__INSTRUCTIONS TO FOLLOW__:
Return, unchanged, the portion of the listing below that opens with the line containing "y-tick-label: 102.50 xyxy=(700,216,725,225)" and closes with the line containing "volume-bar xyxy=(348,373,352,387)", including both of those lines.
-- start TASK DATA --
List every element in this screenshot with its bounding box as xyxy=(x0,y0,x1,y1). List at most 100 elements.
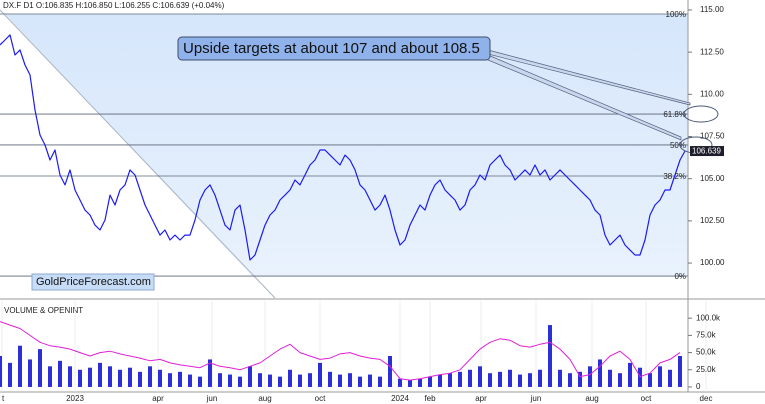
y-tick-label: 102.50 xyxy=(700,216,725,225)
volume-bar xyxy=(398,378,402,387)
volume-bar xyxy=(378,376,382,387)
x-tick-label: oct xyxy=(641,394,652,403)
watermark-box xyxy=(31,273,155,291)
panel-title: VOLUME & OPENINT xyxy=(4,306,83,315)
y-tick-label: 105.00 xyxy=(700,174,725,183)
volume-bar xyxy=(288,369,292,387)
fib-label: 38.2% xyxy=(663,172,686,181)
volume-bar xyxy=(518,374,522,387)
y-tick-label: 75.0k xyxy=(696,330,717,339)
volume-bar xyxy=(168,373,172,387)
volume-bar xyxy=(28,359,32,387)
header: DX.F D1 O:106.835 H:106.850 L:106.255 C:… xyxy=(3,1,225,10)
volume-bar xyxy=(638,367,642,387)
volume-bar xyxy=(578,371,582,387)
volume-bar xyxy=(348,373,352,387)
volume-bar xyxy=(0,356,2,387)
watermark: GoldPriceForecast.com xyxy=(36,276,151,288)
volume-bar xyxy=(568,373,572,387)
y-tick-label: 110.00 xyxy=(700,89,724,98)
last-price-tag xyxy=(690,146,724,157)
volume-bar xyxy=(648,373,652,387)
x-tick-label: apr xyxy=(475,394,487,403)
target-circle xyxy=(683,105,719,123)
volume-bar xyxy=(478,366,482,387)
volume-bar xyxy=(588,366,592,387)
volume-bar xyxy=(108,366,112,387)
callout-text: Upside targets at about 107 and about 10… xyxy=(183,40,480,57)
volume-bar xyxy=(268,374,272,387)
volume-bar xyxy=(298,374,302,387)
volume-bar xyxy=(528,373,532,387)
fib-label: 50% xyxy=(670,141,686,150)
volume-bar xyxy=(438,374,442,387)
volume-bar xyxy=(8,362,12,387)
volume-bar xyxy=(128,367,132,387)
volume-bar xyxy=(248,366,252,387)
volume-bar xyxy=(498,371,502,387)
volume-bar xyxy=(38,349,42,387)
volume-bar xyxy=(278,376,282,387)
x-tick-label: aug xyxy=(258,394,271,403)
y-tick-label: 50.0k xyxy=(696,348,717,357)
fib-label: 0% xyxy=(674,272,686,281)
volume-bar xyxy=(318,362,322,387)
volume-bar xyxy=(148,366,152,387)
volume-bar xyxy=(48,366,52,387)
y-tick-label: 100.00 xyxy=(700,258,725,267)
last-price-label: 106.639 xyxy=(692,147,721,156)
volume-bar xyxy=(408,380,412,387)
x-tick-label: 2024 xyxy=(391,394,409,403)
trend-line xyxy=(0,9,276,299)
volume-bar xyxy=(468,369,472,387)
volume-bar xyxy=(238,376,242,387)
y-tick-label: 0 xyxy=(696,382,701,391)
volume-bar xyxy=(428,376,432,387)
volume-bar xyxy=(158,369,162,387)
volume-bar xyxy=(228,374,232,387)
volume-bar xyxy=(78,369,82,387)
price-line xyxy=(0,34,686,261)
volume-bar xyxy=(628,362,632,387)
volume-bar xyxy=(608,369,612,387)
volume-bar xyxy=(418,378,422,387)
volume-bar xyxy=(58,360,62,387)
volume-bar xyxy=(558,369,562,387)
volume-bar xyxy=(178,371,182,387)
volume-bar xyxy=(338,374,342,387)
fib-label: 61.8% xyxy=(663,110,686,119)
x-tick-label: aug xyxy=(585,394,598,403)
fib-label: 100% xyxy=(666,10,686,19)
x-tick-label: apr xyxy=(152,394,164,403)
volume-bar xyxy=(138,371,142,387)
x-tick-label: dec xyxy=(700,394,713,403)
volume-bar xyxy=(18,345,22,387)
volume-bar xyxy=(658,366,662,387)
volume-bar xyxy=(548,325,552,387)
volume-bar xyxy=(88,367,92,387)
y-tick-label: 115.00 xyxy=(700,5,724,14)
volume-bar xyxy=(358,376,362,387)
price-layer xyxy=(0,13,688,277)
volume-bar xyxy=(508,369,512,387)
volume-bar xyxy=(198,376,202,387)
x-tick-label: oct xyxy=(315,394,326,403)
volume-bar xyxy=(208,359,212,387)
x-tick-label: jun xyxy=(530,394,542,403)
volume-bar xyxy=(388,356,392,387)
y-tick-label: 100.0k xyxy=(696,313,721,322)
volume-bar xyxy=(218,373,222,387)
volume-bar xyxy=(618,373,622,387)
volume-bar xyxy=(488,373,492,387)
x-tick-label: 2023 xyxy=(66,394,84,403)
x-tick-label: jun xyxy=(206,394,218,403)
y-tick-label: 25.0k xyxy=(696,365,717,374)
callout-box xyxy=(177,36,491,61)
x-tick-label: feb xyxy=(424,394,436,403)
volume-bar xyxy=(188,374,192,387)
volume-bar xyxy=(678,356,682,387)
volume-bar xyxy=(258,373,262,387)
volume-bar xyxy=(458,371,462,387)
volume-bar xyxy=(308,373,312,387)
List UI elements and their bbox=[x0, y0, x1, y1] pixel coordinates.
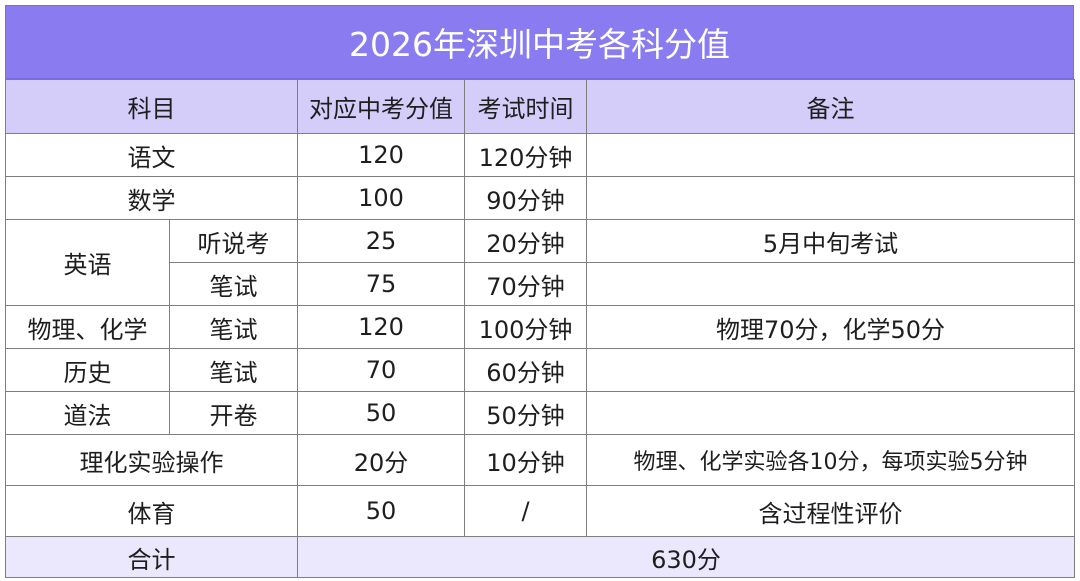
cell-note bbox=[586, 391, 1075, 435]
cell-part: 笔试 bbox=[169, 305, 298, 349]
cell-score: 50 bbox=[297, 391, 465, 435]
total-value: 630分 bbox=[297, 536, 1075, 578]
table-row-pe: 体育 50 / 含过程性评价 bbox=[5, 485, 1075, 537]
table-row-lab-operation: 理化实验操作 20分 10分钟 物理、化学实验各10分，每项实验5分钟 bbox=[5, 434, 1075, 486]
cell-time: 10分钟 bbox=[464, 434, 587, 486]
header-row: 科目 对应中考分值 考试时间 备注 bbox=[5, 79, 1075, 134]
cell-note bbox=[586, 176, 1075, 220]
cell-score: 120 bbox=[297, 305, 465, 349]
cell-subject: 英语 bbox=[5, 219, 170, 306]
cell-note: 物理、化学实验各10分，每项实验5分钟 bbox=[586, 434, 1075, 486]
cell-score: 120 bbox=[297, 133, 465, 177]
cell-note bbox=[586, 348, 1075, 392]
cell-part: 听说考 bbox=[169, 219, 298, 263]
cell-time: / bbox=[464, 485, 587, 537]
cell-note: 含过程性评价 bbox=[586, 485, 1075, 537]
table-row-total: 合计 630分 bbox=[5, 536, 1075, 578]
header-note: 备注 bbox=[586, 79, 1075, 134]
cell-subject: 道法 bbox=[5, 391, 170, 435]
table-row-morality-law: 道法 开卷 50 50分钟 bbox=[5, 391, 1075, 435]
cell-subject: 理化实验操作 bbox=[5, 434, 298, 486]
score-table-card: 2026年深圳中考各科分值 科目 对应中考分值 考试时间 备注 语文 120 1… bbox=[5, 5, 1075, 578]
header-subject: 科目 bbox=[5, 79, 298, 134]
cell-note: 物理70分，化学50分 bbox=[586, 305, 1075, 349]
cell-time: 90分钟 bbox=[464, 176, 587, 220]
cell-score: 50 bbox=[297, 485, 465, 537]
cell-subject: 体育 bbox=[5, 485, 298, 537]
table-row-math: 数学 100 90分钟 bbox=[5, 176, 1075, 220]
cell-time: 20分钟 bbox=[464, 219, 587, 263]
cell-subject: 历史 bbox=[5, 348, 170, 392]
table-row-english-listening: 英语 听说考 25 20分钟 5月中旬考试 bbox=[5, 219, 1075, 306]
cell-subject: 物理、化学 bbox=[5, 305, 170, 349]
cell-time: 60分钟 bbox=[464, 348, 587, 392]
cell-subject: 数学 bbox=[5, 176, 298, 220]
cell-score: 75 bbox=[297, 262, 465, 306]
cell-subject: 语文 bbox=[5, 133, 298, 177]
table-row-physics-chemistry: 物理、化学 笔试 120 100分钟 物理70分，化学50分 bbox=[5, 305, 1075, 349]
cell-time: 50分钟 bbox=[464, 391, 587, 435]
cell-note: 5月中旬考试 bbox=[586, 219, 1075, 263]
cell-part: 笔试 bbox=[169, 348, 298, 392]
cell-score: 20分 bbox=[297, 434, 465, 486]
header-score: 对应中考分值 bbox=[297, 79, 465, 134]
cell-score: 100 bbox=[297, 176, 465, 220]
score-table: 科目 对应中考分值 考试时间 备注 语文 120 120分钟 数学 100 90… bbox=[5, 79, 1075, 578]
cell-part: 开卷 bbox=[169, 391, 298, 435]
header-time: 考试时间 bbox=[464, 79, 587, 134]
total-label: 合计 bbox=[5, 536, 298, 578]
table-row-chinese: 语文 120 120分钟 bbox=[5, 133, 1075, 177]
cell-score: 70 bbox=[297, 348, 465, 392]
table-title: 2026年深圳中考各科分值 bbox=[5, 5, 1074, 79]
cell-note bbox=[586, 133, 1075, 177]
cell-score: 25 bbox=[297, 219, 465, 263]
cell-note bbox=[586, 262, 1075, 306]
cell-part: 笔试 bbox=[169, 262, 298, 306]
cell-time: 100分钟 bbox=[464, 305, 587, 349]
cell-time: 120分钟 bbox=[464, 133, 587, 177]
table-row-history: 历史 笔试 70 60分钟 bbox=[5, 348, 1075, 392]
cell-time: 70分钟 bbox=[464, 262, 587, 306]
-- end TASK DATA --
__TASK ANSWER__:
y-tick-label: 102.50 xyxy=(700,216,725,225)
volume-bar xyxy=(398,378,402,387)
volume-bar xyxy=(378,376,382,387)
x-tick-label: oct xyxy=(641,394,652,403)
watermark-box xyxy=(31,273,155,291)
panel-title: VOLUME & OPENINT xyxy=(4,306,83,315)
y-tick-label: 105.00 xyxy=(700,174,725,183)
volume-bar xyxy=(288,369,292,387)
fib-label: 38.2% xyxy=(663,172,686,181)
volume-bar xyxy=(518,374,522,387)
y-tick-label: 75.0k xyxy=(696,330,717,339)
volume-bar xyxy=(168,373,172,387)
volume-bar xyxy=(28,359,32,387)
header: DX.F D1 O:106.835 H:106.850 L:106.255 C:… xyxy=(3,1,225,10)
volume-bar xyxy=(638,367,642,387)
volume-bar xyxy=(578,371,582,387)
volume-bar xyxy=(348,373,352,387)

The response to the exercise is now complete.